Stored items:
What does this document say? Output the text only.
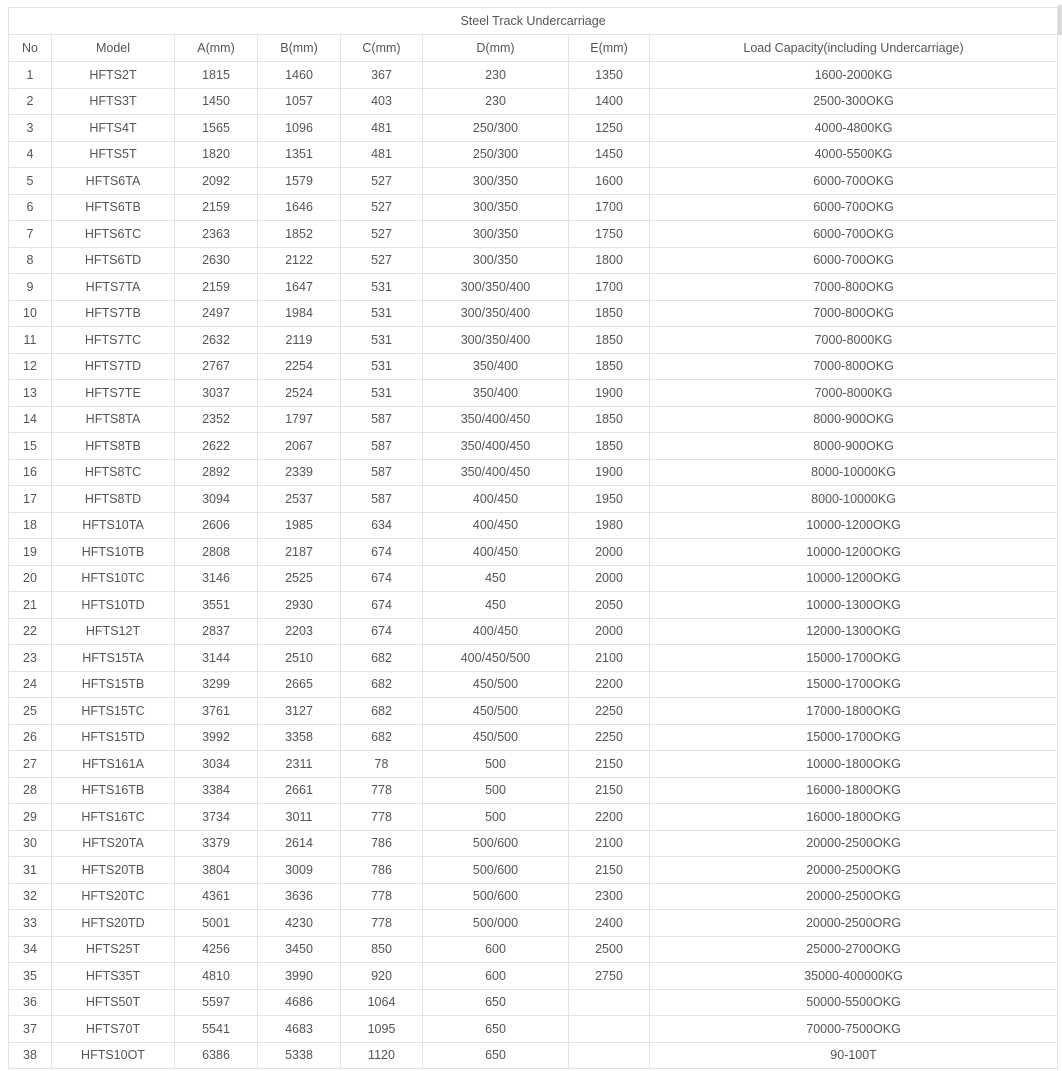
Steel Track Undercarriage							
No	Model	A(mm)	B(mm)	C(mm)	D(mm)	E(mm)	Load Capacity(including Undercarriage)
1	HFTS2T	1815	1460	367	230	1350	1600-2000KG
2	HFTS3T	1450	1057	403	230	1400	2500-300OKG
3	HFTS4T	1565	1096	481	250/300	1250	4000-4800KG
4	HFTS5T	1820	1351	481	250/300	1450	4000-5500KG
5	HFTS6TA	2092	1579	527	300/350	1600	6000-700OKG
6	HFTS6TB	2159	1646	527	300/350	1700	6000-700OKG
7	HFTS6TC	2363	1852	527	300/350	1750	6000-700OKG
8	HFTS6TD	2630	2122	527	300/350	1800	6000-700OKG
9	HFTS7TA	2159	1647	531	300/350/400	1700	7000-800OKG
10	HFTS7TB	2497	1984	531	300/350/400	1850	7000-800OKG
11	HFTS7TC	2632	2119	531	300/350/400	1850	7000-8000KG
12	HFTS7TD	2767	2254	531	350/400	1850	7000-800OKG
13	HFTS7TE	3037	2524	531	350/400	1900	7000-8000KG
14	HFTS8TA	2352	1797	587	350/400/450	1850	8000-900OKG
15	HFTS8TB	2622	2067	587	350/400/450	1850	8000-900OKG
16	HFTS8TC	2892	2339	587	350/400/450	1900	8000-10000KG
17	HFTS8TD	3094	2537	587	400/450	1950	8000-10000KG
18	HFTS10TA	2606	1985	634	400/450	1980	10000-1200OKG
19	HFTS10TB	2808	2187	674	400/450	2000	10000-1200OKG
20	HFTS10TC	3146	2525	674	450	2000	10000-1200OKG
21	HFTS10TD	3551	2930	674	450	2050	10000-1300OKG
22	HFTS12T	2837	2203	674	400/450	2000	12000-1300OKG
23	HFTS15TA	3144	2510	682	400/450/500	2100	15000-1700OKG
24	HFTS15TB	3299	2665	682	450/500	2200	15000-1700OKG
25	HFTS15TC	3761	3127	682	450/500	2250	17000-1800OKG
26	HFTS15TD	3992	3358	682	450/500	2250	15000-1700OKG
27	HFTS161A	3034	2311	78	500	2150	10000-1800OKG
28	HFTS16TB	3384	2661	778	500	2150	16000-1800OKG
29	HFTS16TC	3734	3011	778	500	2200	16000-1800OKG
30	HFTS20TA	3379	2614	786	500/600	2100	20000-2500OKG
31	HFTS20TB	3804	3009	786	500/600	2150	20000-2500OKG
32	HFTS20TC	4361	3636	778	500/600	2300	20000-2500OKG
33	HFTS20TD	5001	4230	778	500/000	2400	20000-2500ORG
34	HFTS25T	4256	3450	850	600	2500	25000-2700OKG
35	HFTS35T	4810	3990	920	600	2750	35000-400000KG
36	HFTS50T	5597	4686	1064	650		50000-5500OKG
37	HFTS70T	5541	4683	1095	650		70000-7500OKG
38	HFTS10OT	6386	5338	1120	650		90-100T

GOAL:
Identify the lines in the entries that hold "Undercarriage" and return each one.

RESPONSE:
Steel Track Undercarriage							
No	Model	A(mm)	B(mm)	C(mm)	D(mm)	E(mm)	Load Capacity(including Undercarriage)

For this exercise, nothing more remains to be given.